| Exercise |
Where a line contains the word "vēlēšanu", copy that line in full.

────────────────────────────────────────

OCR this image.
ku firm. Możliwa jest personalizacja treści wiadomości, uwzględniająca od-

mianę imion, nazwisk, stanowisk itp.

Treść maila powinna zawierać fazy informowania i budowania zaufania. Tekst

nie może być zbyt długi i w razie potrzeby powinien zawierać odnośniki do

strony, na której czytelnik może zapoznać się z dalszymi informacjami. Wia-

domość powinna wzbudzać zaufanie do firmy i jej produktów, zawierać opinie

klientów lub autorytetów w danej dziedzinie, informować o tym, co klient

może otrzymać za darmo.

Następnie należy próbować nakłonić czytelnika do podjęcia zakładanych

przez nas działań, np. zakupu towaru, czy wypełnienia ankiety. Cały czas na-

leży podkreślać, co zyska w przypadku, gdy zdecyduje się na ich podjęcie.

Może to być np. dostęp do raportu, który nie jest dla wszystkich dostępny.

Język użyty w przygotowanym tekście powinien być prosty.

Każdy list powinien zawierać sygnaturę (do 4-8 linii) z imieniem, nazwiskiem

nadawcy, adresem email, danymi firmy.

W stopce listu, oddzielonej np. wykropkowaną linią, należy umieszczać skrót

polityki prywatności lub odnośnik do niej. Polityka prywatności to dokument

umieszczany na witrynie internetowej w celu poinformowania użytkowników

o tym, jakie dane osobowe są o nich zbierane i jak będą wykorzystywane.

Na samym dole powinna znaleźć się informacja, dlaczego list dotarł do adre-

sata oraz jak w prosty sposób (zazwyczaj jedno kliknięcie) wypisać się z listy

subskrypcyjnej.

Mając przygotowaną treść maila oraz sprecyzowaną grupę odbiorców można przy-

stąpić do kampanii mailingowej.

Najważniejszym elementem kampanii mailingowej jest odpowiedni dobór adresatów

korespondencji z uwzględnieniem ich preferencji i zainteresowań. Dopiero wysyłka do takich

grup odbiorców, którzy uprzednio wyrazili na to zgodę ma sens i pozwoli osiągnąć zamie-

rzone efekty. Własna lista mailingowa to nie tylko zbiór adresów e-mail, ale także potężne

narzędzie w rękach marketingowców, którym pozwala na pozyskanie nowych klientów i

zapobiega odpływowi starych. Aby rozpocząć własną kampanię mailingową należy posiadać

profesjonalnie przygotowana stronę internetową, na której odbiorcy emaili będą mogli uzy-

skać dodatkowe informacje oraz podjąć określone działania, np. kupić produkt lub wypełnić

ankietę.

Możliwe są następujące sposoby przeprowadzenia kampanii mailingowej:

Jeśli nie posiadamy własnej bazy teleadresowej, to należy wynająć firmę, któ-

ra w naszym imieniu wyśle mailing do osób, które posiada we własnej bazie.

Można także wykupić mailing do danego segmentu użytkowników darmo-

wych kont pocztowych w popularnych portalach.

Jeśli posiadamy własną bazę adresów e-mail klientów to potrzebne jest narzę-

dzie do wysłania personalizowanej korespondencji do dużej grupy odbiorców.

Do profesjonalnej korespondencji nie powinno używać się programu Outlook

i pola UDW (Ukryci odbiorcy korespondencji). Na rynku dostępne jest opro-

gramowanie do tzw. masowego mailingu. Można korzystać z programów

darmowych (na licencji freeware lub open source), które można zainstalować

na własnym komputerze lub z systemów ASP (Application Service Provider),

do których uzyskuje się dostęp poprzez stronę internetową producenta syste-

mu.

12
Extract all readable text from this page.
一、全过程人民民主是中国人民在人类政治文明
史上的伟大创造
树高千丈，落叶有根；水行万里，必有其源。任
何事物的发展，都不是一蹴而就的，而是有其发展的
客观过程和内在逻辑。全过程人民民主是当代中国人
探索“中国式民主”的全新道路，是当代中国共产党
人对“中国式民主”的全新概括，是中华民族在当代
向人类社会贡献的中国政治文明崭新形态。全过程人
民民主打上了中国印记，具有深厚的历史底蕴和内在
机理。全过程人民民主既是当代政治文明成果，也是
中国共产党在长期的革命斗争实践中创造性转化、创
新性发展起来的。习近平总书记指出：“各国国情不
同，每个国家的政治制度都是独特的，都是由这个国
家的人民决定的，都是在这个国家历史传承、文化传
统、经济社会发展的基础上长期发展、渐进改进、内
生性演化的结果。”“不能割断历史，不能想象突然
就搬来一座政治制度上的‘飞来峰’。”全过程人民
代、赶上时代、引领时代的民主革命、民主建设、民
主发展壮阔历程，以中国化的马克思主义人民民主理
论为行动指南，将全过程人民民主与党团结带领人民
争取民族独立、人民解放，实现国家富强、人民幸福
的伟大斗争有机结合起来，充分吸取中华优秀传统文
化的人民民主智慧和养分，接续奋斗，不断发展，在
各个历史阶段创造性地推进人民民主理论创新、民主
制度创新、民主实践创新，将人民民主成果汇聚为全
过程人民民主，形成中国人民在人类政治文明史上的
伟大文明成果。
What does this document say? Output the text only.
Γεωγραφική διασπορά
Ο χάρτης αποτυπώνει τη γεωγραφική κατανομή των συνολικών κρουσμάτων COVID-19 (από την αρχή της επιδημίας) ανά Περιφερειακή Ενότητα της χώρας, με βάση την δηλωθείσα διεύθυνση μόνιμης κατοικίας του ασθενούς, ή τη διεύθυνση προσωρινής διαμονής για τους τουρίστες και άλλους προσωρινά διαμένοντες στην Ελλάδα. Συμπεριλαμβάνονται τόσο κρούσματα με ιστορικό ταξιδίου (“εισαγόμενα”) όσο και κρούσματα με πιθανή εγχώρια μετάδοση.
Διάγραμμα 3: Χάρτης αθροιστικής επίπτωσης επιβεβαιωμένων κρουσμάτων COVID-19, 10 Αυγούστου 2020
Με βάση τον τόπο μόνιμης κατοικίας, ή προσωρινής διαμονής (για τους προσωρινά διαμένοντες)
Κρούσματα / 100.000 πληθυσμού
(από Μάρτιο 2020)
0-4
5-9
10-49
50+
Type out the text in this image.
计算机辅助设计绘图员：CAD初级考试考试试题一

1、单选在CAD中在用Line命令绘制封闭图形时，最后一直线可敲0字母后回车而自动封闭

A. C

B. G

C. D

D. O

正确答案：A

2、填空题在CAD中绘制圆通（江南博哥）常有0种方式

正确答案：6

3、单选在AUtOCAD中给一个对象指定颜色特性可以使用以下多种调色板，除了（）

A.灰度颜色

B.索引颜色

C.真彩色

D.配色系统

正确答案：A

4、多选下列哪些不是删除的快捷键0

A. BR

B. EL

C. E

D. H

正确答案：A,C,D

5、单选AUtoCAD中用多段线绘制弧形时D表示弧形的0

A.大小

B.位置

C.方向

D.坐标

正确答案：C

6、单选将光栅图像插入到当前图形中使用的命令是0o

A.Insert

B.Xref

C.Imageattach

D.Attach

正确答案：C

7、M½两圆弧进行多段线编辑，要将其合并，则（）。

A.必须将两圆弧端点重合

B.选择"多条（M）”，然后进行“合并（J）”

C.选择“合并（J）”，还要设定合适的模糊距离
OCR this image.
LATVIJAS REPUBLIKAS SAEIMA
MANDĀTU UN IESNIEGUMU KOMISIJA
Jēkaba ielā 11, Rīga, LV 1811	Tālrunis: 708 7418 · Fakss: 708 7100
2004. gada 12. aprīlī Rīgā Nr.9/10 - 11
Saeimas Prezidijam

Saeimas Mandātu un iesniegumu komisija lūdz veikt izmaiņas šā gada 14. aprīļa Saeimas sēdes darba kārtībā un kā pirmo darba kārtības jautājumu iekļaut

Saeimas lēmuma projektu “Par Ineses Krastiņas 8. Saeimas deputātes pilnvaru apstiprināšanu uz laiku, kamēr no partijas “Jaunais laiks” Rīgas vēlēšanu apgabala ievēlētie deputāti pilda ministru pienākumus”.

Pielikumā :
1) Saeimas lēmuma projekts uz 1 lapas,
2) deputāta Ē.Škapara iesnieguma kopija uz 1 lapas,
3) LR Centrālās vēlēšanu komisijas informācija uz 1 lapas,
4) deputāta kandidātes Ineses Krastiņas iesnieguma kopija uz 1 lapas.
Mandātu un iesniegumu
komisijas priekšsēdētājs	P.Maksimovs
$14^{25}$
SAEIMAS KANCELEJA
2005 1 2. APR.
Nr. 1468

────────────────────────────────────────

| Complete answer |
Saeimas lēmuma projektu “Par Ineses Krastiņas 8. Saeimas deputātes pilnvaru apstiprināšanu uz laiku, kamēr no partijas “Jaunais laiks” Rīgas vēlēšanu apgabala ievēlētie deputāti pilda ministru pienākumus”.
3) LR Centrālās vēlēšanu komisijas informācija uz 1 lapas,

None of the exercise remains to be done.